### Goal of the exercise
Work out the number of lines containing "name". Give that number alone.

### Dataset rows about figures
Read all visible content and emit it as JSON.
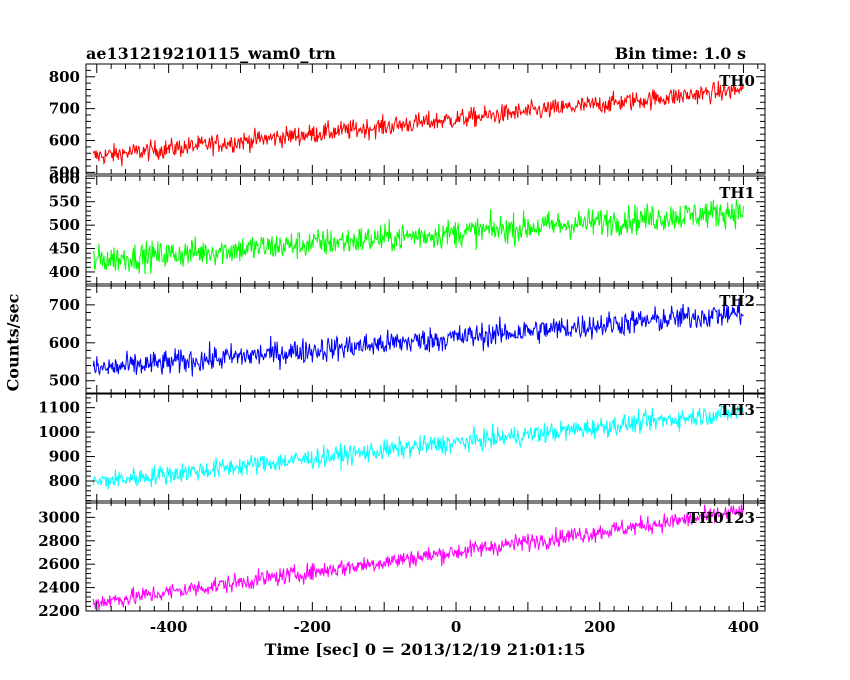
{
  "header": {
    "title": "ae131219210115_wam0_trn",
    "bin_time": "Bin time: 1.0 s"
  },
  "chart_data": {
    "type": "line",
    "title": "ae131219210115_wam0_trn",
    "subtitle": "Bin time: 1.0 s",
    "xlabel": "Time [sec] 0 = 2013/12/19 21:01:15",
    "ylabel": "Counts/sec",
    "xlim": [
      -515,
      430
    ],
    "x_ticks": [
      -400,
      -200,
      0,
      200,
      400
    ],
    "x_range_data": [
      -505,
      400
    ],
    "x_step": 1.0,
    "grid": false,
    "panels": [
      {
        "name": "TH0",
        "color": "#ff0000",
        "ylim": [
          495,
          840
        ],
        "y_ticks": [
          500,
          600,
          700,
          800
        ],
        "trend_start": 550,
        "trend_end": 760,
        "noise": 22,
        "series": [
          {
            "name": "TH0",
            "x": [
              -500,
              -400,
              -300,
              -200,
              -100,
              0,
              100,
              200,
              300,
              400
            ],
            "values": [
              550,
              570,
              595,
              615,
              640,
              665,
              690,
              715,
              740,
              760
            ]
          }
        ]
      },
      {
        "name": "TH1",
        "color": "#00ff00",
        "ylim": [
          370,
          605
        ],
        "y_ticks": [
          400,
          450,
          500,
          550,
          600
        ],
        "trend_start": 425,
        "trend_end": 530,
        "noise": 22,
        "series": [
          {
            "name": "TH1",
            "x": [
              -500,
              -400,
              -300,
              -200,
              -100,
              0,
              100,
              200,
              300,
              400
            ],
            "values": [
              425,
              437,
              448,
              460,
              472,
              484,
              495,
              507,
              518,
              530
            ]
          }
        ]
      },
      {
        "name": "TH2",
        "color": "#0000ff",
        "ylim": [
          465,
          755
        ],
        "y_ticks": [
          500,
          600,
          700
        ],
        "trend_start": 530,
        "trend_end": 680,
        "noise": 24,
        "series": [
          {
            "name": "TH2",
            "x": [
              -500,
              -400,
              -300,
              -200,
              -100,
              0,
              100,
              200,
              300,
              400
            ],
            "values": [
              530,
              545,
              563,
              580,
              597,
              613,
              630,
              647,
              663,
              680
            ]
          }
        ]
      },
      {
        "name": "TH3",
        "color": "#00ffff",
        "ylim": [
          710,
          1160
        ],
        "y_ticks": [
          800,
          900,
          1000,
          1100
        ],
        "trend_start": 795,
        "trend_end": 1085,
        "noise": 30,
        "series": [
          {
            "name": "TH3",
            "x": [
              -500,
              -400,
              -300,
              -200,
              -100,
              0,
              100,
              200,
              300,
              400
            ],
            "values": [
              795,
              827,
              860,
              892,
              924,
              956,
              988,
              1021,
              1053,
              1085
            ]
          }
        ]
      },
      {
        "name": "TH0123",
        "color": "#ff00ff",
        "ylim": [
          2200,
          3140
        ],
        "y_ticks": [
          2200,
          2400,
          2600,
          2800,
          3000
        ],
        "trend_start": 2270,
        "trend_end": 3050,
        "noise": 55,
        "series": [
          {
            "name": "TH0123",
            "x": [
              -500,
              -400,
              -300,
              -200,
              -100,
              0,
              100,
              200,
              300,
              400
            ],
            "values": [
              2270,
              2357,
              2443,
              2530,
              2617,
              2703,
              2790,
              2877,
              2963,
              3050
            ]
          }
        ]
      }
    ]
  }
}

### Full response
10